- TASK -
Filter the data below for the string "autorizada" and copy each matching line.

----------

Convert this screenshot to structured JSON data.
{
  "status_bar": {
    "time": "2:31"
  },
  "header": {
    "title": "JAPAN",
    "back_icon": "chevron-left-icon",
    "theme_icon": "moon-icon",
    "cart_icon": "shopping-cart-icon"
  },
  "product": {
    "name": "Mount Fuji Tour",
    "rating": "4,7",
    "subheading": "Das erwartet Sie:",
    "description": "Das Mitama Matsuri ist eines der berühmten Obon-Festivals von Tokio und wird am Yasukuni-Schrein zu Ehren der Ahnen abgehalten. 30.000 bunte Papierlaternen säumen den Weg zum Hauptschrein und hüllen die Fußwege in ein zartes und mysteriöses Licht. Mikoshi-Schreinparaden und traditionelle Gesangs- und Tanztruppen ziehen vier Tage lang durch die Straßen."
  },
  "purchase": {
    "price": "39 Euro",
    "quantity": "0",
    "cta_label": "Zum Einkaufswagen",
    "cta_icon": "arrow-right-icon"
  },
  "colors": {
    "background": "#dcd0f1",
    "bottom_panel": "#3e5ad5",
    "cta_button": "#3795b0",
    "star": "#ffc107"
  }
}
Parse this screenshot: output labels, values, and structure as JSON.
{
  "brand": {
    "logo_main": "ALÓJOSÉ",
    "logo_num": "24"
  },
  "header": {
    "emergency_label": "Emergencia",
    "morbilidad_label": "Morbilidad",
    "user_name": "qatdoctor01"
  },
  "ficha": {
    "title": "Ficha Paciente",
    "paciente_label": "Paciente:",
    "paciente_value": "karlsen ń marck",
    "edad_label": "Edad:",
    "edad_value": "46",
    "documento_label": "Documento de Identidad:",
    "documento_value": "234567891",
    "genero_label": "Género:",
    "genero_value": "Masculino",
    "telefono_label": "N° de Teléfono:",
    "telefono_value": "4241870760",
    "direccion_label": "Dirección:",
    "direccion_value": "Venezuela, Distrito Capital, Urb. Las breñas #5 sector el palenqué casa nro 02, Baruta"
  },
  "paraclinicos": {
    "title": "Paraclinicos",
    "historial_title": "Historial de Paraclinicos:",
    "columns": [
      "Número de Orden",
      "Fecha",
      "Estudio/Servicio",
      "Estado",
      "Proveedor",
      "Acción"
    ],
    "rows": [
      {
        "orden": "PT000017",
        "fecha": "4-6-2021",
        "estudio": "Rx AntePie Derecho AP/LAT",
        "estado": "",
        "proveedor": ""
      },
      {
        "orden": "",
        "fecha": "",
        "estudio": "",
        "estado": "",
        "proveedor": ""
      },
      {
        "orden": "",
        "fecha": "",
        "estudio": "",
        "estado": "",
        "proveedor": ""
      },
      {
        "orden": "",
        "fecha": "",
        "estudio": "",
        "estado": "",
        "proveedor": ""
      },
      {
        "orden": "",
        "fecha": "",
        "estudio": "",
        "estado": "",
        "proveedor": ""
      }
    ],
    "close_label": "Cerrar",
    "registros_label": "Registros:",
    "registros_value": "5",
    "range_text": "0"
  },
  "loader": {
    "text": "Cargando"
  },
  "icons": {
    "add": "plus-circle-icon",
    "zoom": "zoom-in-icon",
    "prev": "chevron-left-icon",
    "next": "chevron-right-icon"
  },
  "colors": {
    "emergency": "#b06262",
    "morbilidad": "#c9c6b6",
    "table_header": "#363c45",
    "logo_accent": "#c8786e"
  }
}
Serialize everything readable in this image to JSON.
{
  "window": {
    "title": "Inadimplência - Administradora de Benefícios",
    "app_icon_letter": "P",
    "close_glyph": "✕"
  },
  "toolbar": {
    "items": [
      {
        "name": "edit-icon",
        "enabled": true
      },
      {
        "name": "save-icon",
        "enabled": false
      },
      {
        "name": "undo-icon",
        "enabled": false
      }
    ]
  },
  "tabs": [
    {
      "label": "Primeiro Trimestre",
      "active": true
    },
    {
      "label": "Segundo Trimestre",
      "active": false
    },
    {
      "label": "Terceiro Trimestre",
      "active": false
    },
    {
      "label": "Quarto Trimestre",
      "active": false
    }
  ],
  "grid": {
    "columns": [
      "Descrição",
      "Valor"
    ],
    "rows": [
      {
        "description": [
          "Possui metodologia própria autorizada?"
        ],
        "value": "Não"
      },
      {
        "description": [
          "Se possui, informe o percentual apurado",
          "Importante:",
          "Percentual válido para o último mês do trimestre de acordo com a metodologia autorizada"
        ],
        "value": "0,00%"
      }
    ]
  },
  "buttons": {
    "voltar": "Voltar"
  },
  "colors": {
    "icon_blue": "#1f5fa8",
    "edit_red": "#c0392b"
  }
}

----------

- ANSWER FOR THIS EXERCISE -
          "Possui metodologia própria autorizada?"
          "Percentual válido para o último mês do trimestre de acordo com a metodologia autorizada"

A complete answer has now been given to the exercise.